State the number of lines that contain the word "DATE", and add nothing else.

Saved data entries:
# # #

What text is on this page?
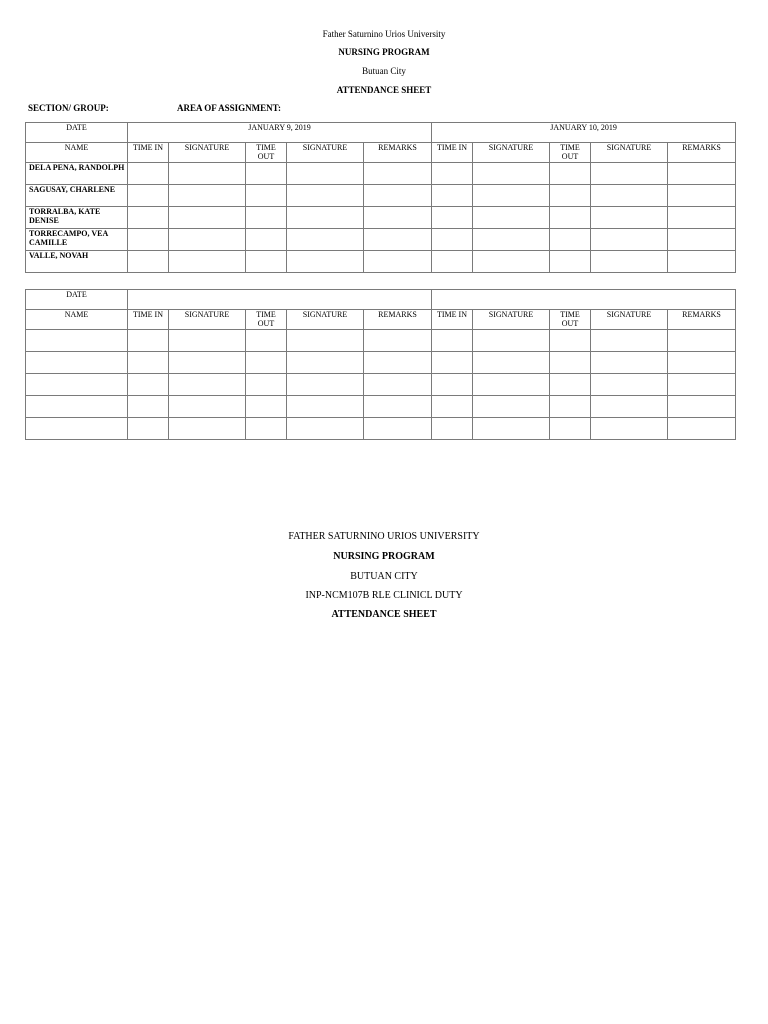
Father Saturnino Urios University
NURSING PROGRAM
Butuan City
ATTENDANCE SHEET
SECTION/ GROUP:	AREA OF ASSIGNMENT:
DATE	JANUARY 9, 2019					JANUARY 10, 2019				
NAME	TIME IN	SIGNATURE	TIME OUT	SIGNATURE	REMARKS	TIME IN	SIGNATURE	TIME OUT	SIGNATURE	REMARKS
DELA PENA, RANDOLPH										
SAGUSAY, CHARLENE										
TORRALBA, KATE DENISE										
TORRECAMPO, VEA CAMILLE										
VALLE, NOVAH										
DATE										
NAME	TIME IN	SIGNATURE	TIME OUT	SIGNATURE	REMARKS	TIME IN	SIGNATURE	TIME OUT	SIGNATURE	REMARKS

FATHER SATURNINO URIOS UNIVERSITY
NURSING PROGRAM
BUTUAN CITY
INP-NCM107B RLE CLINICL DUTY
ATTENDANCE SHEET
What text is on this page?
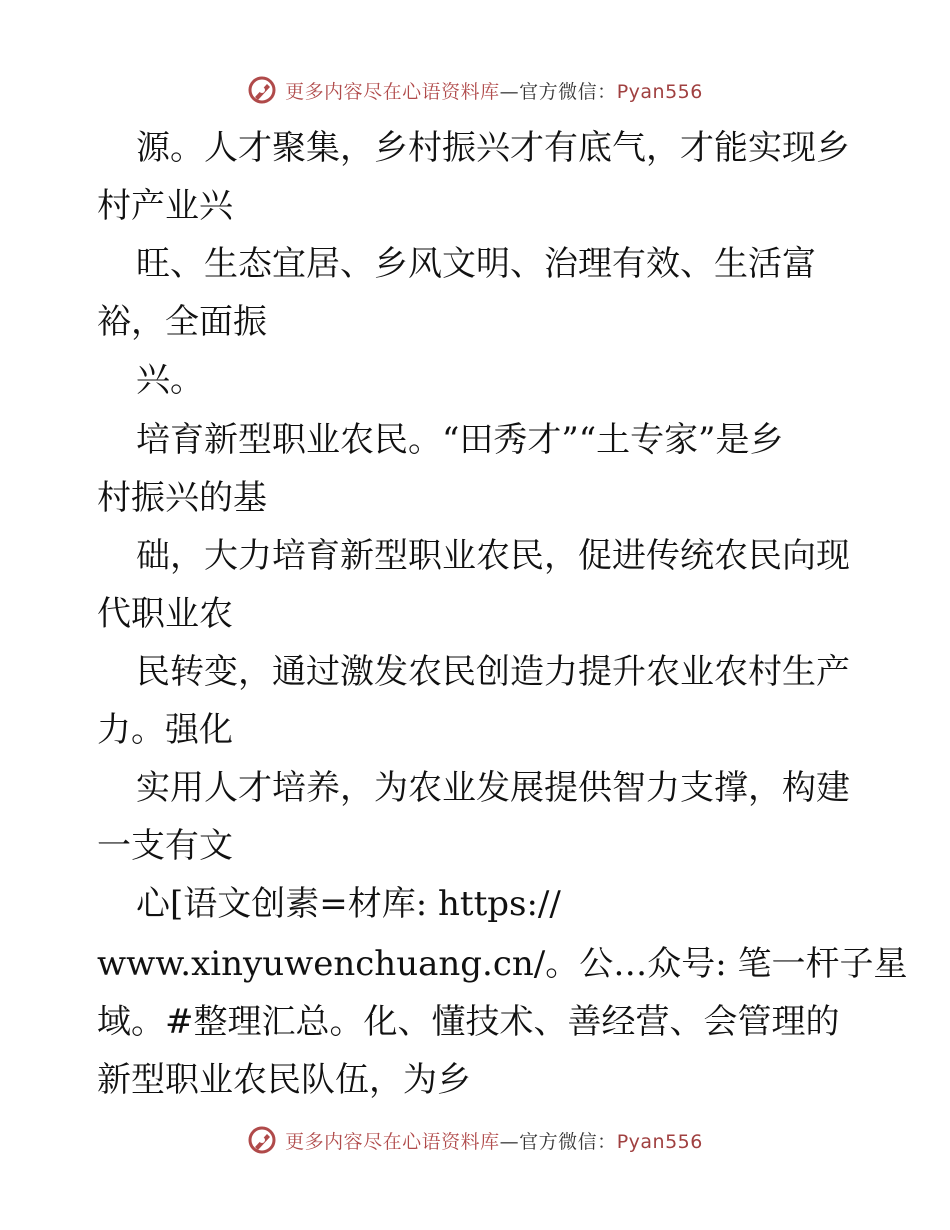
更多内容尽在心语资料库—官方微信：Pyan556
源。人才聚集，乡村振兴才有底气，才能实现乡
村产业兴
旺、生态宜居、乡风文明、治理有效、生活富
裕，全面振
兴。
培育新型职业农民。“田秀才”“土专家”是乡
村振兴的基
础，大力培育新型职业农民，促进传统农民向现
代职业农
民转变，通过激发农民创造力提升农业农村生产
力。强化
实用人才培养，为农业发展提供智力支撑，构建
一支有文
心[语文创素=材库: https://
www.xinyuwenchuang.cn/。公…众号: 笔一杆子星
域。#整理汇总。化、懂技术、善经营、会管理的
新型职业农民队伍，为乡
更多内容尽在心语资料库—官方微信：Pyan556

# # #

• _TASK ANSWER_
2